### Solicitud escrita 1
Copia sin cambios todas las filas de los listados, desde la que contiene "Text: 26: 26 xyxy=(282,230,291,242)" hasta la que contiene "Text: 29: 29 xyxy=(408,169,418,181)", ambas incluidas.

### Fragmento seleccionado
#####
Las Casas, con su peculiar estilo, nos describe en estas líneas la ingenuidad de los compañeros de Obando: «Acordaron todos de ir a las minas viejas y nuevas, como se ha dicho, a coger oro, creyendo que no había más que llegar y pegar. Llegados a las minas, como el oro no era fruto de árboles para que llegado lo cogiesen, sino que estaba debajo de la tierra, y sin tener conocimiento ni experiencia cómo ni por qué caminos o vetas iban, hartábansen de cavar y de lavar la tierra que cavaban los que nunca cavar supieron. Comenzaron a descorazonar, viéndose defraudados del fin que los había traído, con esto pruébalos la tierra, dándoles calenturas; sobre aquello faltábales la comida y la cura y todo refugio; comenzaronse a morir en tanto grado que a enterrar no se daban abasto los clérigos. Murieron más de dos mil de 2.500 y los 500 con grandes angustias, hambres y necesidades quedaron enfermos; y de esta manera les ha acaecido a todos los más de los que después acá han querido por oro a tierras nuevas»
#####
### Solicitud escrita 2
Indica si cada afirmación coincide con el fragmento sobre los compañeros de Obando en las minas. Responde sí o no y cita literalmente las palabras del fragmento que lo deciden.
(a) De unos 2.500 hombres, murieron más de dos mil.
(b) Los compañeros de Obando sabían por qué vetas iba el oro.
(c) Los clérigos alcanzaban a enterrar a todos los muertos.

Listados de regiones y etiquetas:
#####
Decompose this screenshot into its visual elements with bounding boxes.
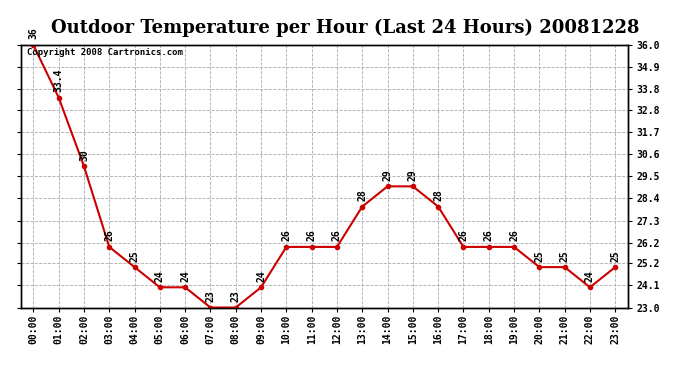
Text: 26: 26 xyxy=(282,230,291,242)
Text: 26: 26 xyxy=(509,230,519,242)
Text: 23: 23 xyxy=(206,290,215,302)
Text: 26: 26 xyxy=(484,230,494,242)
Text: Copyright 2008 Cartronics.com: Copyright 2008 Cartronics.com xyxy=(27,48,183,57)
Text: 25: 25 xyxy=(130,250,139,261)
Text: 25: 25 xyxy=(534,250,544,261)
Text: 26: 26 xyxy=(306,230,317,242)
Text: 29: 29 xyxy=(408,169,418,181)
Text: Outdoor Temperature per Hour (Last 24 Hours) 20081228: Outdoor Temperature per Hour (Last 24 Ho… xyxy=(51,19,639,37)
Text: 24: 24 xyxy=(155,270,165,282)
Text: 26: 26 xyxy=(104,230,115,242)
Text: 36: 36 xyxy=(28,28,39,39)
Text: 25: 25 xyxy=(560,250,570,261)
Text: 23: 23 xyxy=(230,290,241,302)
Text: 26: 26 xyxy=(458,230,469,242)
Text: 30: 30 xyxy=(79,149,89,160)
Text: 28: 28 xyxy=(357,189,367,201)
Text: 24: 24 xyxy=(256,270,266,282)
Text: 26: 26 xyxy=(332,230,342,242)
Text: 24: 24 xyxy=(180,270,190,282)
Text: 29: 29 xyxy=(382,169,393,181)
Text: 28: 28 xyxy=(433,189,443,201)
Text: 24: 24 xyxy=(585,270,595,282)
Text: 33.4: 33.4 xyxy=(54,69,63,92)
Text: 25: 25 xyxy=(610,250,620,261)
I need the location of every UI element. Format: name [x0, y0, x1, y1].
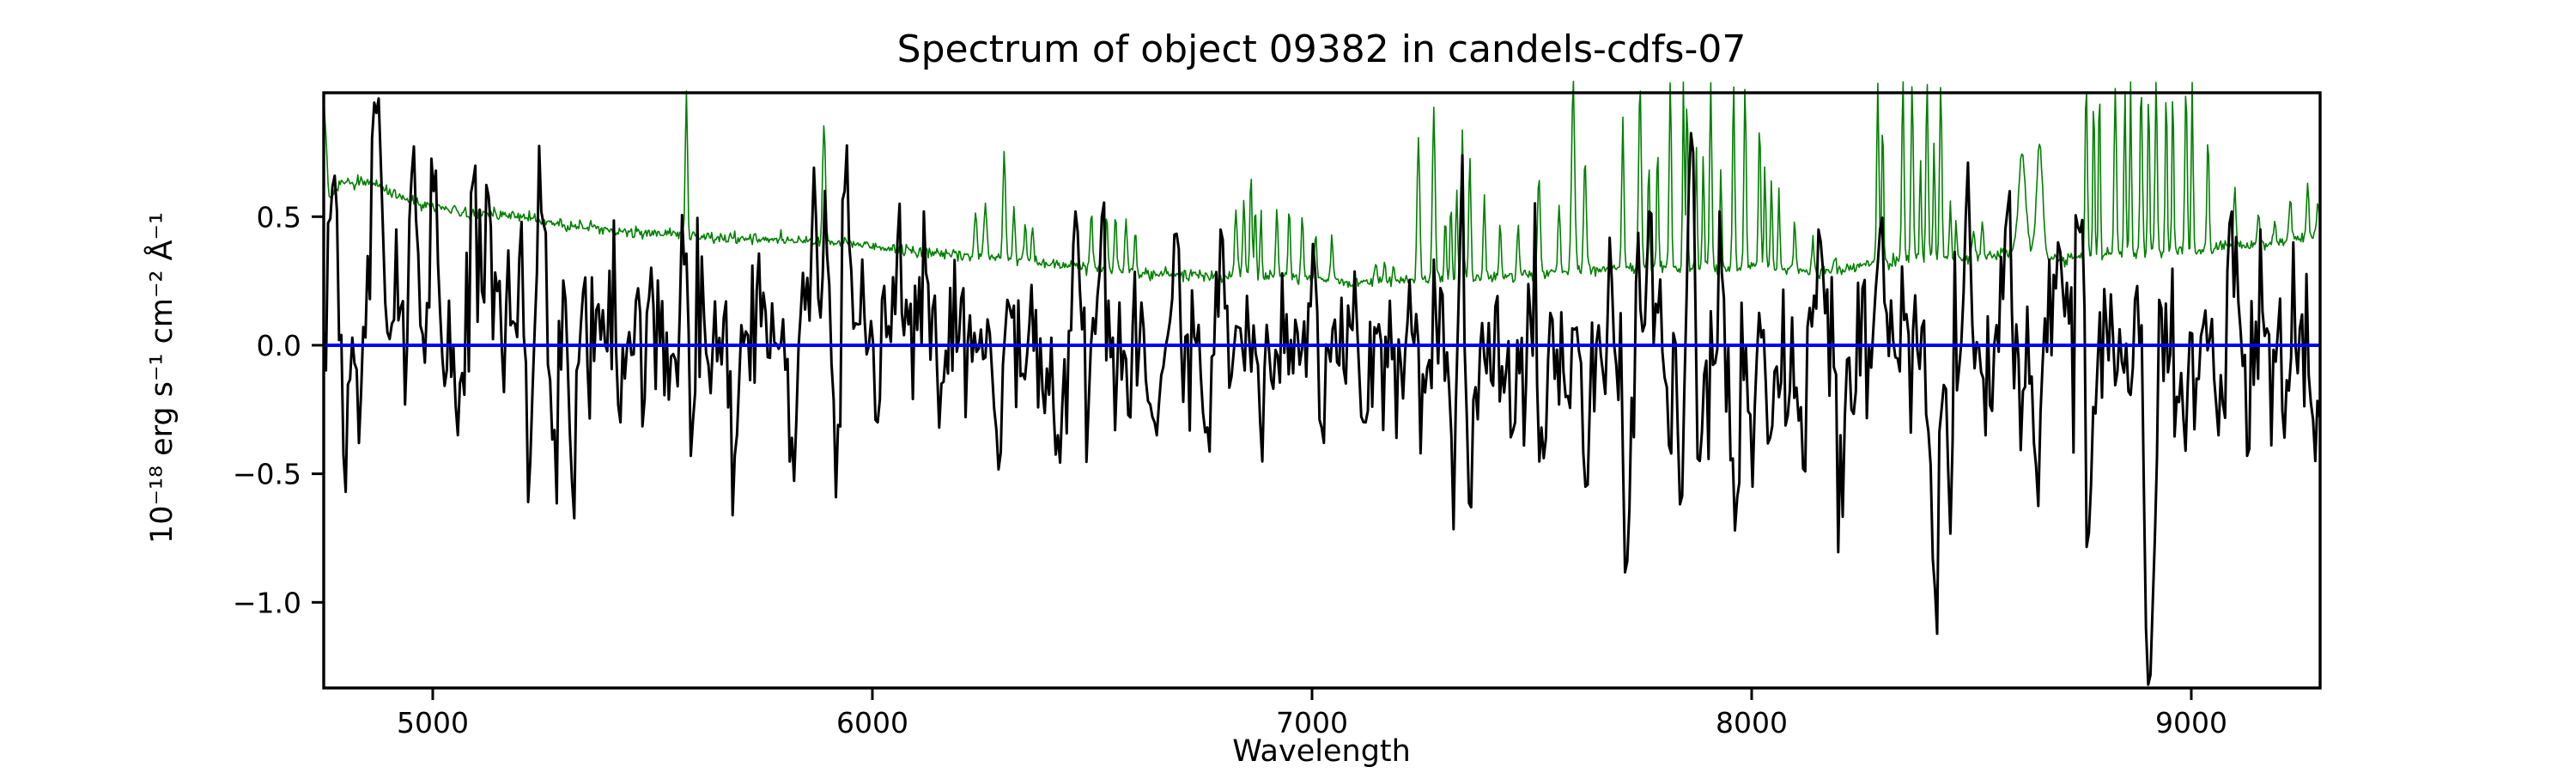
#####
### Solución desarrollada 1
Text: 26: 26 xyxy=(282,230,291,242)
Text: 26: 26 xyxy=(509,230,519,242)
Text: 23: 23 xyxy=(206,290,215,302)
Text: 26: 26 xyxy=(484,230,494,242)
Text: Copyright 2008 Cartronics.com: Copyright 2008 Cartronics.com xyxy=(27,48,183,57)
Text: 25: 25 xyxy=(130,250,139,261)
Text: 25: 25 xyxy=(534,250,544,261)
Text: 26: 26 xyxy=(306,230,317,242)
Text: 29: 29 xyxy=(408,169,418,181)

### Solución desarrollada 2
(a) Sí: «Murieron más de dos mil de 2.500».
(b) No: «sin tener conocimiento ni experiencia cómo ni por qué caminos o vetas iban».
(c) No: «a enterrar no se daban abasto los clérigos».